══ Records shown ══

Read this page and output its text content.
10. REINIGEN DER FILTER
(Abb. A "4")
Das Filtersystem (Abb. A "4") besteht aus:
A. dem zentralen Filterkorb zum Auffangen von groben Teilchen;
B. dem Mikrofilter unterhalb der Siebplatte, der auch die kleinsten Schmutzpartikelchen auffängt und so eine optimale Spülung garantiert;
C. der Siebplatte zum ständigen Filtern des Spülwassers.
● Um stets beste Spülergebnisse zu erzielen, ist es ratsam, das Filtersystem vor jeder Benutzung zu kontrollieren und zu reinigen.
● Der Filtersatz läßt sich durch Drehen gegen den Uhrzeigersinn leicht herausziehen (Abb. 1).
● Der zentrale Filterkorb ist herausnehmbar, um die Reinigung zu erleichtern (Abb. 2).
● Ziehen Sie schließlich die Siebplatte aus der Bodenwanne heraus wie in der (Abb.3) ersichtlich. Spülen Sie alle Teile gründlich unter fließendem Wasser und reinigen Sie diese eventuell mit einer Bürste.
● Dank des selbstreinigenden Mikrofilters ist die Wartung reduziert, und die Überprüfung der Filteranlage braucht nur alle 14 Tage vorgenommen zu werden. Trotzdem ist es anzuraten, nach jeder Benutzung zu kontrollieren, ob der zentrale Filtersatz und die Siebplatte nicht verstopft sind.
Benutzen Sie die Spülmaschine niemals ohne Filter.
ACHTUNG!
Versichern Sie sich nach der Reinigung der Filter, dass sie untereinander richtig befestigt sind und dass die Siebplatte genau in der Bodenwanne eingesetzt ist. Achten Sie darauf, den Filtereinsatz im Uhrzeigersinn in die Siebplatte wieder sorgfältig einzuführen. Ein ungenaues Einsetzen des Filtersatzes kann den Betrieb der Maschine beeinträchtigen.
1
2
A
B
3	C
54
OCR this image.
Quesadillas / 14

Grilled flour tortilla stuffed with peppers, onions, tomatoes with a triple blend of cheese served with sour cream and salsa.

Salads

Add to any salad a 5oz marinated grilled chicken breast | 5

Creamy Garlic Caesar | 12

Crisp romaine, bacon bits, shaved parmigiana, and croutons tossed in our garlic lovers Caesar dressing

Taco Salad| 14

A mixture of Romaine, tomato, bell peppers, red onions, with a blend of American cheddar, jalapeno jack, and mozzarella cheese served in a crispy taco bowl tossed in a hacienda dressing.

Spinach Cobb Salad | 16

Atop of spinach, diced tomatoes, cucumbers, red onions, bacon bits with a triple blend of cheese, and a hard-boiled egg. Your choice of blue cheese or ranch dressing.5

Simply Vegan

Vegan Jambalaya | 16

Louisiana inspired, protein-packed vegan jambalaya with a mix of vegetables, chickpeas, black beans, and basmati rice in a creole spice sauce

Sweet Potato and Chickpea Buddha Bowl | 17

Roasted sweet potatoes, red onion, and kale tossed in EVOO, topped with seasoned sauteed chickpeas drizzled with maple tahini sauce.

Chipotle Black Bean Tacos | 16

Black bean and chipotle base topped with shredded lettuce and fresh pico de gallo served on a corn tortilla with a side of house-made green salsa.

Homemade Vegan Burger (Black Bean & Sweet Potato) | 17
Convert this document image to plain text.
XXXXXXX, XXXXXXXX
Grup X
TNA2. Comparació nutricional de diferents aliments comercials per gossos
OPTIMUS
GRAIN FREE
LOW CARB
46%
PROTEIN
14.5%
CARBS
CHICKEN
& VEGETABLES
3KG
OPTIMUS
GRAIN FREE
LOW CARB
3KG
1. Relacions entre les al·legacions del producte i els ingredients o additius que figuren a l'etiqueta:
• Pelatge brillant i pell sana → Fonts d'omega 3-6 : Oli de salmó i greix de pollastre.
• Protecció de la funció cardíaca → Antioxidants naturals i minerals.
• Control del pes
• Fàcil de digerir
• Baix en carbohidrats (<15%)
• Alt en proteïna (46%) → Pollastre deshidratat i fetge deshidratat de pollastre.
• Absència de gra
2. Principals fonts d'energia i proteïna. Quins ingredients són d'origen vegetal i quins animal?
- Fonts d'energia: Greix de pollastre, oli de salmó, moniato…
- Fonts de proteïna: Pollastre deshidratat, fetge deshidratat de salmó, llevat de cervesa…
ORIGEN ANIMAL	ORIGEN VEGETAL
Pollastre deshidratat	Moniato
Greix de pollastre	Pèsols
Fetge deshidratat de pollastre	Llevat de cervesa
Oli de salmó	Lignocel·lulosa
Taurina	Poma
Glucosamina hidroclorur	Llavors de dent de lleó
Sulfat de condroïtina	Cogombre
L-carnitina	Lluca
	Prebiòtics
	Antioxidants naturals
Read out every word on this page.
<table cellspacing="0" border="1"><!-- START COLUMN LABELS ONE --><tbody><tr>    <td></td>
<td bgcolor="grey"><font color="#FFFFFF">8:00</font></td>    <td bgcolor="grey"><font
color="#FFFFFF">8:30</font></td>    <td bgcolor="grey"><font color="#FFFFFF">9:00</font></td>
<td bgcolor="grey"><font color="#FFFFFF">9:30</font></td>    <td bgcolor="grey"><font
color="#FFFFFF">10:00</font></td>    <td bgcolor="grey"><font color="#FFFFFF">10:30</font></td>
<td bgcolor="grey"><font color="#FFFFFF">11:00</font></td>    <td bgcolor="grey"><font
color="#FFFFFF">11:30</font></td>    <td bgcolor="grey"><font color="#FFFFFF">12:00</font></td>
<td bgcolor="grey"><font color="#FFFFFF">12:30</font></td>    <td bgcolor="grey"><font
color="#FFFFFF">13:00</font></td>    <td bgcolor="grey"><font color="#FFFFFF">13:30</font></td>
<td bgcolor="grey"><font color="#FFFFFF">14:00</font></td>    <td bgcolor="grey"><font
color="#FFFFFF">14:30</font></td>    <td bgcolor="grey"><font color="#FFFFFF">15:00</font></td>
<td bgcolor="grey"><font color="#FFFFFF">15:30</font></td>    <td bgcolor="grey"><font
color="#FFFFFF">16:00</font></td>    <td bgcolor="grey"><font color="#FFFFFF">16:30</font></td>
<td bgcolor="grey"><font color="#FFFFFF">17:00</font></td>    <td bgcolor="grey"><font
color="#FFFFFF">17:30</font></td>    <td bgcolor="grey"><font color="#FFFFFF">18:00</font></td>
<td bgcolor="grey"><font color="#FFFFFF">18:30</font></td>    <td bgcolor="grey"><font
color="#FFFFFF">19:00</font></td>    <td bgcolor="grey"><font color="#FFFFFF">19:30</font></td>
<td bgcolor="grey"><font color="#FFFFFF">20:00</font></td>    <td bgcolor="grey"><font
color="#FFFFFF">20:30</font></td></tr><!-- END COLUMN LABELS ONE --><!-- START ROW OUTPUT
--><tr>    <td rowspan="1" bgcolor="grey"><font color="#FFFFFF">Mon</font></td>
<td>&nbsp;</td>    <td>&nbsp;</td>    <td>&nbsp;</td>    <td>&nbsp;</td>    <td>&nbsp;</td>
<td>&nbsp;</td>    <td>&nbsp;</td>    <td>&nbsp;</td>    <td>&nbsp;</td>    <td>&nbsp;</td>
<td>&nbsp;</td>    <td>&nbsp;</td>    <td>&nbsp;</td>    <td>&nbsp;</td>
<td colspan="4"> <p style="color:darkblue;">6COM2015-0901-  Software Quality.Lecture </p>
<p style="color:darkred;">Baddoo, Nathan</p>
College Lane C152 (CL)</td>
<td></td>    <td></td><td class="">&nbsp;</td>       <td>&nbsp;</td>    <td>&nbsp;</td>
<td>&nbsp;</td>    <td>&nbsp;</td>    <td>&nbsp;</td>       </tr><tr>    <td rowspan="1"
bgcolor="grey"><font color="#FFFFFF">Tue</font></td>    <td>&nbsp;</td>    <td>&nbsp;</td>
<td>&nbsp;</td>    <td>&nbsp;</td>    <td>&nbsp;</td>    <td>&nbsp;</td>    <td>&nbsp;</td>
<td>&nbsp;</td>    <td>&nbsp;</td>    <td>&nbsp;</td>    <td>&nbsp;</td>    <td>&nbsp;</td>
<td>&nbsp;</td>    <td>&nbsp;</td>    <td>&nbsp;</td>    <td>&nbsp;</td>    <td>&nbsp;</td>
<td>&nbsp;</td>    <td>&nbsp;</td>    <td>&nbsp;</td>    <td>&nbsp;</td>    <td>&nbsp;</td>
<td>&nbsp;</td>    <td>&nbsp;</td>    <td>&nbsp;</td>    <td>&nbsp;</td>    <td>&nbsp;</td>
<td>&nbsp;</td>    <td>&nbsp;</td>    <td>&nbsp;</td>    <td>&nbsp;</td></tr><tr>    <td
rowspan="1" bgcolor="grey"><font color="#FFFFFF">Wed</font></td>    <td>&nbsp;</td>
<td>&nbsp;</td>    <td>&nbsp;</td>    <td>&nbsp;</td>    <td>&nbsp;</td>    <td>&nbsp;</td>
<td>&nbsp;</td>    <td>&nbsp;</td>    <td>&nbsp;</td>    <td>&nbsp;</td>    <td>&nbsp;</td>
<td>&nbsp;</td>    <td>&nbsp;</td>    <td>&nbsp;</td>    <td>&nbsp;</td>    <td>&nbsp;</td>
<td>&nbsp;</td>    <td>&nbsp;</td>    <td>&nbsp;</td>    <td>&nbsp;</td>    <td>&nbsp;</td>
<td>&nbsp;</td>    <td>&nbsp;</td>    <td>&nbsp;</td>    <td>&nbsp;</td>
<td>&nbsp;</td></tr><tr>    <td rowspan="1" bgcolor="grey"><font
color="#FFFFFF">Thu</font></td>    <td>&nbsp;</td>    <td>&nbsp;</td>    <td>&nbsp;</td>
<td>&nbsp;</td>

═══

- Task description -
A single number is expected: how many lines in the material above contain the word "tomatoes".

- Written response -
2